Given request: Repeat each entry as written, dropping any picture you find.

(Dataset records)
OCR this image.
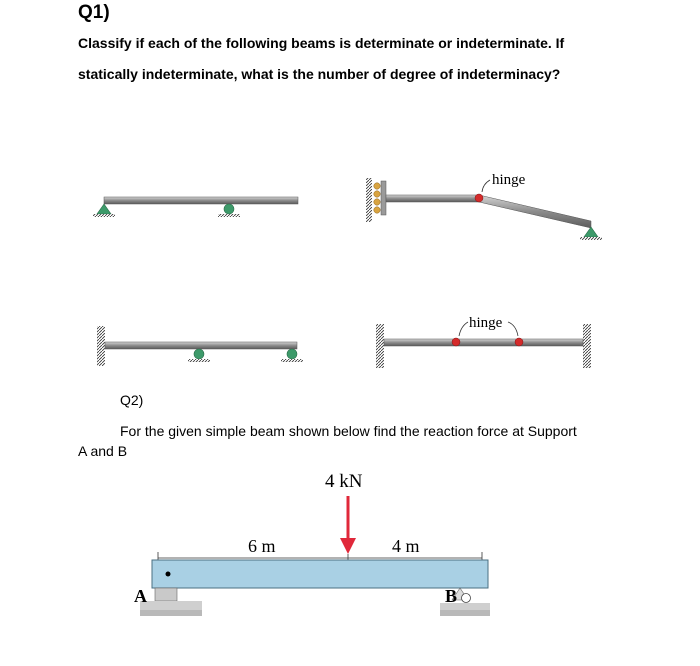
Q1)
Classify if each of the following beams is determinate or indeterminate. If
statically indeterminate, what is the number of degree of indeterminacy?
Q2)
For the given simple beam shown below find the reaction force at Support
A and B
hinge
hinge
4 kN
6 m	4 m
A	B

Written solution:
OCR this image.
Q1)
Classify if each of the following beams is determinate or indeterminate. If
statically indeterminate, what is the number of degree of indeterminacy?
Q2)
For the given simple beam shown below find the reaction force at Support
A and B
hinge
hinge
4 kN
6 m	4 m
A	B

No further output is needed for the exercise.